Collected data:
/---

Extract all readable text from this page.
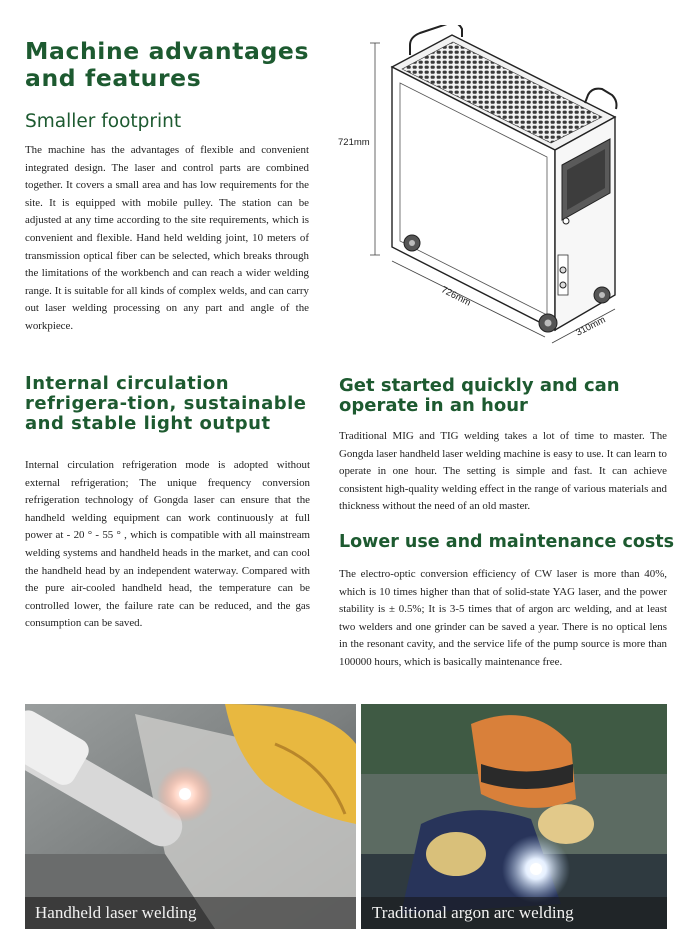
Machine advantages and features
Smaller footprint

The machine has the advantages of flexible and convenient integrated design. The laser and control parts are combined together. It covers a small area and has low requirements for the site. It is equipped with mobile pulley. The station can be adjusted at any time according to the site requirements, which is convenient and flexible. Hand held welding joint, 10 meters of transmission optical fiber can be selected, which breaks through the limitations of the workbench and can reach a wider welding range. It is suitable for all kinds of complex welds, and can carry out laser welding processing on any part and angle of the workpiece.

721mm
726mm
310mm
Internal circulation refrigera-tion, sustainable and stable light output

Internal circulation refrigeration mode is adopted without external refrigeration; The unique frequency conversion refrigeration technology of Gongda laser can ensure that the handheld welding equipment can work continuously at full power at - 20 ° - 55 ° , which is compatible with all mainstream welding systems and handheld heads in the market, and can cool the handheld head by an independent waterway. Compared with the pure air-cooled handheld head, the temperature can be controlled lower, the failure rate can be reduced, and the gas consumption can be saved.

Get started quickly and can operate in an hour

Traditional MIG and TIG welding takes a lot of time to master. The Gongda laser handheld laser welding machine is easy to use. It can learn to operate in one hour. The setting is simple and fast. It can achieve consistent high-quality welding effect in the range of various materials and thickness without the need of an old master.

Lower use and maintenance costs

The electro-optic conversion efficiency of CW laser is more than 40%, which is 10 times higher than that of solid-state YAG laser, and the power stability is ± 0.5%; It is 3-5 times that of argon arc welding, and at least two welders and one grinder can be saved a year. There is no optical lens in the resonant cavity, and the service life of the pump source is more than 100000 hours, which is basically maintenance free.

Handheld laser welding	Traditional argon arc welding
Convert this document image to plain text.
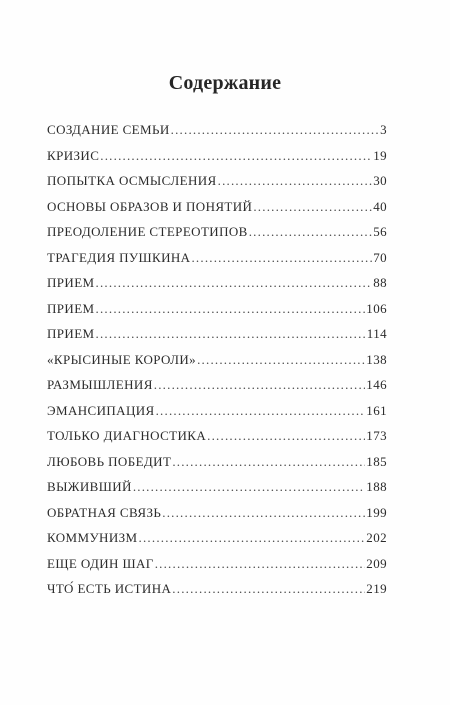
Содержание
СОЗДАНИЕ СЕМЬИ .....	3
КРИЗИС .....	19
ПОПЫТКА ОСМЫСЛЕНИЯ .....	30
ОСНОВЫ ОБРАЗОВ И ПОНЯТИЙ .....	40
ПРЕОДОЛЕНИЕ СТЕРЕОТИПОВ .....	56
ТРАГЕДИЯ ПУШКИНА .....	70
ПРИЕМ .....	88
ПРИЕМ .....	106
ПРИЕМ .....	114
«КРЫСИНЫЕ КОРОЛИ» .....	138
РАЗМЫШЛЕНИЯ .....	146
ЭМАНСИПАЦИЯ .....	161
ТОЛЬКО ДИАГНОСТИКА .....	173
ЛЮБОВЬ ПОБЕДИТ .....	185
ВЫЖИВШИЙ .....	188
ОБРАТНАЯ СВЯЗЬ .....	199
КОММУНИЗМ .....	202
ЕЩЕ ОДИН ШАГ .....	209
ЧТО́ ЕСТЬ ИСТИНА .....	219
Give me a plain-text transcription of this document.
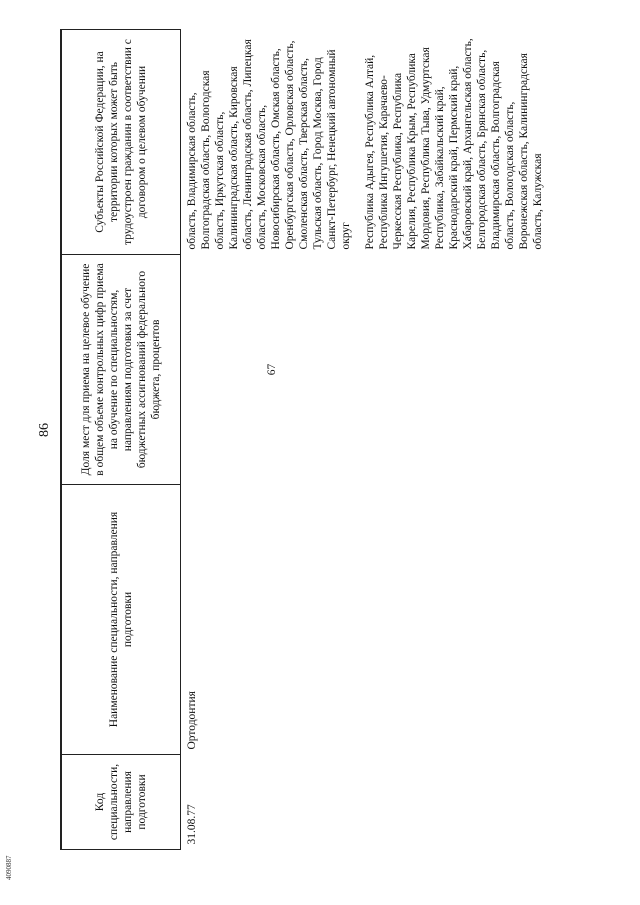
86
4090887
Код специальности, направления подготовки	Наименование специальности, направления подготовки	Доля мест для приема на целевое обучение в общем объеме контрольных цифр приема на обучение по специальностям, направлениям подготовки за счет бюджетных ассигнований федерального бюджета, процентов	Субъекты Российской Федерации, на территории которых может быть трудоустроен гражданин в соответствии с договором о целевом обучении
31.08.77	Ортодонтия	67	область, Владимирская область, Волгоградская область, Вологодская область, Иркутская область, Калининградская область, Кировская область, Ленинградская область, Липецкая область, Московская область, Новосибирская область, Омская область, Оренбургская область, Орловская область, Смоленская область, Тверская область, Тульская область, Город Москва, Город Санкт-Петербург, Ненецкий автономный округ Республика Адыгея, Республика Алтай, Республика Ингушетия, Карачаево-Черкесская Республика, Республика Карелия, Республика Крым, Республика Мордовия, Республика Тыва, Удмуртская Республика, Забайкальский край, Краснодарский край, Пермский край, Хабаровский край, Архангельская область, Белгородская область, Брянская область, Владимирская область, Волгоградская область, Вологодская область, Воронежская область, Калининградская область, Калужская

\---

What you should do: All of the data needs repeating exactly, but the pictures do not.

Solution to this task:
Extract all readable text from this page.
Machine advantages and features
Smaller footprint

The machine has the advantages of flexible and convenient integrated design. The laser and control parts are combined together. It covers a small area and has low requirements for the site. It is equipped with mobile pulley. The station can be adjusted at any time according to the site requirements, which is convenient and flexible. Hand held welding joint, 10 meters of transmission optical fiber can be selected, which breaks through the limitations of the workbench and can reach a wider welding range. It is suitable for all kinds of complex welds, and can carry out laser welding processing on any part and angle of the workpiece.

721mm
726mm
310mm
Internal circulation refrigera-tion, sustainable and stable light output

Internal circulation refrigeration mode is adopted without external refrigeration; The unique frequency conversion refrigeration technology of Gongda laser can ensure that the handheld welding equipment can work continuously at full power at - 20 ° - 55 ° , which is compatible with all mainstream welding systems and handheld heads in the market, and can cool the handheld head by an independent waterway. Compared with the pure air-cooled handheld head, the temperature can be controlled lower, the failure rate can be reduced, and the gas consumption can be saved.

Get started quickly and can operate in an hour

Traditional MIG and TIG welding takes a lot of time to master. The Gongda laser handheld laser welding machine is easy to use. It can learn to operate in one hour. The setting is simple and fast. It can achieve consistent high-quality welding effect in the range of various materials and thickness without the need of an old master.

Lower use and maintenance costs

The electro-optic conversion efficiency of CW laser is more than 40%, which is 10 times higher than that of solid-state YAG laser, and the power stability is ± 0.5%; It is 3-5 times that of argon arc welding, and at least two welders and one grinder can be saved a year. There is no optical lens in the resonant cavity, and the service life of the pump source is more than 100000 hours, which is basically maintenance free.

Handheld laser welding	Traditional argon arc welding
Convert this document image to plain text.
Содержание
СОЗДАНИЕ СЕМЬИ .....	3
КРИЗИС .....	19
ПОПЫТКА ОСМЫСЛЕНИЯ .....	30
ОСНОВЫ ОБРАЗОВ И ПОНЯТИЙ .....	40
ПРЕОДОЛЕНИЕ СТЕРЕОТИПОВ .....	56
ТРАГЕДИЯ ПУШКИНА .....	70
ПРИЕМ .....	88
ПРИЕМ .....	106
ПРИЕМ .....	114
«КРЫСИНЫЕ КОРОЛИ» .....	138
РАЗМЫШЛЕНИЯ .....	146
ЭМАНСИПАЦИЯ .....	161
ТОЛЬКО ДИАГНОСТИКА .....	173
ЛЮБОВЬ ПОБЕДИТ .....	185
ВЫЖИВШИЙ .....	188
ОБРАТНАЯ СВЯЗЬ .....	199
КОММУНИЗМ .....	202
ЕЩЕ ОДИН ШАГ .....	209
ЧТО́ ЕСТЬ ИСТИНА .....	219
Give me a plain-text transcription of this document.
86
4090887
Код специальности, направления подготовки	Наименование специальности, направления подготовки	Доля мест для приема на целевое обучение в общем объеме контрольных цифр приема на обучение по специальностям, направлениям подготовки за счет бюджетных ассигнований федерального бюджета, процентов	Субъекты Российской Федерации, на территории которых может быть трудоустроен гражданин в соответствии с договором о целевом обучении
31.08.77	Ортодонтия	67	область, Владимирская область, Волгоградская область, Вологодская область, Иркутская область, Калининградская область, Кировская область, Ленинградская область, Липецкая область, Московская область, Новосибирская область, Омская область, Оренбургская область, Орловская область, Смоленская область, Тверская область, Тульская область, Город Москва, Город Санкт-Петербург, Ненецкий автономный округ Республика Адыгея, Республика Алтай, Республика Ингушетия, Карачаево-Черкесская Республика, Республика Карелия, Республика Крым, Республика Мордовия, Республика Тыва, Удмуртская Республика, Забайкальский край, Краснодарский край, Пермский край, Хабаровский край, Архангельская область, Белгородская область, Брянская область, Владимирская область, Волгоградская область, Вологодская область, Воронежская область, Калининградская область, Калужская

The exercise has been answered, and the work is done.